■ OBJECTIVE ■
Give only the number of lines that include the string "reel".

==== MATERIAL SHOWN

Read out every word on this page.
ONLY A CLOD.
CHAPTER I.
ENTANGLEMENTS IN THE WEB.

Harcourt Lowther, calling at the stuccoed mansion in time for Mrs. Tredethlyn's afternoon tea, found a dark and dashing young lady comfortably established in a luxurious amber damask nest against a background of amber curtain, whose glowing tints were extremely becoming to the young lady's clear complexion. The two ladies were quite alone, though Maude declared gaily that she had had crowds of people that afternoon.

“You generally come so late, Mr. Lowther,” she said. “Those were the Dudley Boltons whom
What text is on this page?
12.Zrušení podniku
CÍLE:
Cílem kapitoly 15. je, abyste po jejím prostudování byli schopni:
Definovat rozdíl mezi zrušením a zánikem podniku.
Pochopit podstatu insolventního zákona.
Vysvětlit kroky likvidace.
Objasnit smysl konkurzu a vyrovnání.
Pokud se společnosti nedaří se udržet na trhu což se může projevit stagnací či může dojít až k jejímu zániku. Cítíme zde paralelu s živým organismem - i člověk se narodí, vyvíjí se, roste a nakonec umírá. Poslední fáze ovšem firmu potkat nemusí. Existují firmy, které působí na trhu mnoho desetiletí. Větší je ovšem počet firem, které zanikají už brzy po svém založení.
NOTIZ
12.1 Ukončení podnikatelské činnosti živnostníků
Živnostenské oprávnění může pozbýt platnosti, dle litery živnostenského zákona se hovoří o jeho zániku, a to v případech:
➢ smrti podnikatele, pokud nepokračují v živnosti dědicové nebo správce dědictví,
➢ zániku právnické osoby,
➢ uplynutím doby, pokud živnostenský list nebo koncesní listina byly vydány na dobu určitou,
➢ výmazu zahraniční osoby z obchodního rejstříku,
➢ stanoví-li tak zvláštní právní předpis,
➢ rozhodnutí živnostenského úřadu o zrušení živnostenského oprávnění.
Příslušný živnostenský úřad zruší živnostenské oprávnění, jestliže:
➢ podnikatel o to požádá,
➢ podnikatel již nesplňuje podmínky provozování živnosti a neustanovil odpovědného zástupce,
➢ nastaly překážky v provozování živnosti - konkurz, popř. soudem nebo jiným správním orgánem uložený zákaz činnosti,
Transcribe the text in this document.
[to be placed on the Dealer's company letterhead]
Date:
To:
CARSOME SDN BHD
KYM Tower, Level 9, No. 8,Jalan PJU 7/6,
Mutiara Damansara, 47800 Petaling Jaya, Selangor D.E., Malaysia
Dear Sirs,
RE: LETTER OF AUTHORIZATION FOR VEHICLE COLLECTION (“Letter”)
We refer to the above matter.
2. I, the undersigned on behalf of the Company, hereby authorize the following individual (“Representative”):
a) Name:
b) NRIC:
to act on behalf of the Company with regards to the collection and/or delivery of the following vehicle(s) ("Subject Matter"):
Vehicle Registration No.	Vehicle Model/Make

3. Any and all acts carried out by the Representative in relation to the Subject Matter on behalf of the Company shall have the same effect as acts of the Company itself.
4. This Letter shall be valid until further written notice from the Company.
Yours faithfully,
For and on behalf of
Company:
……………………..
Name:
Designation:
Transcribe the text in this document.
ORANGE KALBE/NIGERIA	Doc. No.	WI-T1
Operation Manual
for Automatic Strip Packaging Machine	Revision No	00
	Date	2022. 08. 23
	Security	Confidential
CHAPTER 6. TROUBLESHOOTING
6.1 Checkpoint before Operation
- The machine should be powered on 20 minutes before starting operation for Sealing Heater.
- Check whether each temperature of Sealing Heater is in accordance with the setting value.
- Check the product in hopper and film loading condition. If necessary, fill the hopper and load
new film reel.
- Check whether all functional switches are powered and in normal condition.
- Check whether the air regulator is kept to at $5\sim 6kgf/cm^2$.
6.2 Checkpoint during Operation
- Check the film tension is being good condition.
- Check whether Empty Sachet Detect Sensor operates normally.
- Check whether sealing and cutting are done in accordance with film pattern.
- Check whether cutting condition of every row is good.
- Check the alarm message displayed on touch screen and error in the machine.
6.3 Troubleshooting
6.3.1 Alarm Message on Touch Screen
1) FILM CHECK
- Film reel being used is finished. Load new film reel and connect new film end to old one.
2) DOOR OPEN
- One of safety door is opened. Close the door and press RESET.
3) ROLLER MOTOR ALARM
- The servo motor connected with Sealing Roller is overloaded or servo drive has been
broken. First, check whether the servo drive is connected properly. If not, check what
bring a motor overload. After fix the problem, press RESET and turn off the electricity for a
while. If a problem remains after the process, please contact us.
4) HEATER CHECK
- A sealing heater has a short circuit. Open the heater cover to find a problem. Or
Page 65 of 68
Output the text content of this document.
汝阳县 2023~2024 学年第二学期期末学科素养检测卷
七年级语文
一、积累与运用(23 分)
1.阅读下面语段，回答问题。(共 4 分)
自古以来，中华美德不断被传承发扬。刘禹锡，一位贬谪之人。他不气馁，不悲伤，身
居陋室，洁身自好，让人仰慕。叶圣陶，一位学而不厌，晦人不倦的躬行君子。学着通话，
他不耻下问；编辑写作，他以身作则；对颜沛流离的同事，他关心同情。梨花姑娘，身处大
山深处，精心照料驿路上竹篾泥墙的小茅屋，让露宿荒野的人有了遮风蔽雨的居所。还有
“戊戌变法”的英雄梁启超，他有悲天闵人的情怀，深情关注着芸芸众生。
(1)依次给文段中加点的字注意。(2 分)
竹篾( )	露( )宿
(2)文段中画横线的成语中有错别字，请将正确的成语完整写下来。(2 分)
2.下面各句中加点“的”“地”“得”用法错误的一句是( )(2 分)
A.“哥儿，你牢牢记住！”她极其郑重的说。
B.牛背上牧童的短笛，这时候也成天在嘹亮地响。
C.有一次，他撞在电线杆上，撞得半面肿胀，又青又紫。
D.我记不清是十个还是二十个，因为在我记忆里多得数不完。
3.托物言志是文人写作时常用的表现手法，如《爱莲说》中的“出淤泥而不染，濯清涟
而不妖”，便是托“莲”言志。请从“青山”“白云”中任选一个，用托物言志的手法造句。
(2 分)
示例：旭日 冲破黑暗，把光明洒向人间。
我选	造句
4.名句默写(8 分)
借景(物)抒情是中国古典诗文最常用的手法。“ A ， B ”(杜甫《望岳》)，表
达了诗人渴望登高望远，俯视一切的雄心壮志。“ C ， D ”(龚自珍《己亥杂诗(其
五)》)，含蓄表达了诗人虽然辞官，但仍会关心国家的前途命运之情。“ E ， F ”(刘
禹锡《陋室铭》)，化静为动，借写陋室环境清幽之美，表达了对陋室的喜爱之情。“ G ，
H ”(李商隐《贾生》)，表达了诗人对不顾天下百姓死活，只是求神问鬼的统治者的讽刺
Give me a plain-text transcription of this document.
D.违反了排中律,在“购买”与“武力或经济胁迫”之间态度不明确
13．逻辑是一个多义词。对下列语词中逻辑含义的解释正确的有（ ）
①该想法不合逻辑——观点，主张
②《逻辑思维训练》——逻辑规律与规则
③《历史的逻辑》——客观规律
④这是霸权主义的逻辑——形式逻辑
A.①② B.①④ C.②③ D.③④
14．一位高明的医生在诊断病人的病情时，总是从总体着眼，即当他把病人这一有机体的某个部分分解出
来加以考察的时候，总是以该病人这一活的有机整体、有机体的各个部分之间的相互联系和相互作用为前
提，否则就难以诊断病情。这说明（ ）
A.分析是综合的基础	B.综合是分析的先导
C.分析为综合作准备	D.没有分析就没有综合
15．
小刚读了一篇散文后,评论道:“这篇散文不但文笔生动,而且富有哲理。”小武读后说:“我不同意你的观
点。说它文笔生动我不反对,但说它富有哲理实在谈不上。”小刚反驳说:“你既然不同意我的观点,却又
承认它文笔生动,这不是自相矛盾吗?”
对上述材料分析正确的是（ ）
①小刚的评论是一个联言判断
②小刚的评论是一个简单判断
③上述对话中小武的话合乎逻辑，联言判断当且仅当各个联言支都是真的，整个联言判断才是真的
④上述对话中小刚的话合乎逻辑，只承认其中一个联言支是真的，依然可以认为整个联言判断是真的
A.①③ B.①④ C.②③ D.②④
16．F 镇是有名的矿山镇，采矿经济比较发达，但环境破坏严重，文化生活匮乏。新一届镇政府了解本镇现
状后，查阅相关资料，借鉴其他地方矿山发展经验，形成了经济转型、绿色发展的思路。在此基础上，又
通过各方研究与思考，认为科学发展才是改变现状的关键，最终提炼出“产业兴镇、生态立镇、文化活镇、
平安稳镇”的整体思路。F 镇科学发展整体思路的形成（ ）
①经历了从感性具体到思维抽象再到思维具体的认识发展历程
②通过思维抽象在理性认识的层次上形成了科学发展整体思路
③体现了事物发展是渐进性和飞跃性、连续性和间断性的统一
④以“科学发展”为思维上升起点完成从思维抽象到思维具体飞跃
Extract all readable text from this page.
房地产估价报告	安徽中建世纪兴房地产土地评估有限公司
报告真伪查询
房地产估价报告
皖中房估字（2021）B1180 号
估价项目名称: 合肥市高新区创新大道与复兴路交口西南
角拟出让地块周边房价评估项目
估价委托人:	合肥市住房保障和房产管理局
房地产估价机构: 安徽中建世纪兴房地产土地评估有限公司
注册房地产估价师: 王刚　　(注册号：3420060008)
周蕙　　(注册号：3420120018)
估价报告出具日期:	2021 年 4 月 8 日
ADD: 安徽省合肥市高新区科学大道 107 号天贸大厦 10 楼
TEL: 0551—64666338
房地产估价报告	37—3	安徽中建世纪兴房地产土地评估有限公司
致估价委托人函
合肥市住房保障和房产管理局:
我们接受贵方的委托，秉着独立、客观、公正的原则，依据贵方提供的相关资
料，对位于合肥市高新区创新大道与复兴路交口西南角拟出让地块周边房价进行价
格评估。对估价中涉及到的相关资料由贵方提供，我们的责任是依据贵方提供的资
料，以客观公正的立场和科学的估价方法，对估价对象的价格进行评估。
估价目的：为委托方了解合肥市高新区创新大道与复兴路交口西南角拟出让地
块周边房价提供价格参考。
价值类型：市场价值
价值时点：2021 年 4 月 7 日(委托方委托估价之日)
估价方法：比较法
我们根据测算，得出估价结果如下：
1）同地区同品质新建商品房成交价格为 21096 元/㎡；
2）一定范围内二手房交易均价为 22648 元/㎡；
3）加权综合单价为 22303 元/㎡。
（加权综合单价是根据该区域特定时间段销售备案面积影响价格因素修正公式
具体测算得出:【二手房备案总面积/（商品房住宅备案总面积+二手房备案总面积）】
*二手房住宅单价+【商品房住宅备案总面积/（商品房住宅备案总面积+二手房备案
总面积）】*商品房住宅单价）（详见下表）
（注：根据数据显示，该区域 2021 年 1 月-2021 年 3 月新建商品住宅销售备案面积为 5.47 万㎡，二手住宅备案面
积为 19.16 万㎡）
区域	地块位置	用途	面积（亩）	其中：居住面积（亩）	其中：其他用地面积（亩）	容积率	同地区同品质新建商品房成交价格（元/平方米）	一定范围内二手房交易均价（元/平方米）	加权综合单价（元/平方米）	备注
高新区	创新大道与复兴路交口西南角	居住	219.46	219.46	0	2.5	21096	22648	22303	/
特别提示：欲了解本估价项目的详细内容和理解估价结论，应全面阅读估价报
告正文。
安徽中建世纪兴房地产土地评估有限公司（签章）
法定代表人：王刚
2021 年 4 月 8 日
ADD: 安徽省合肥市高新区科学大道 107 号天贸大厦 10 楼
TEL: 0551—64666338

========

■ THE ANSWER ■
2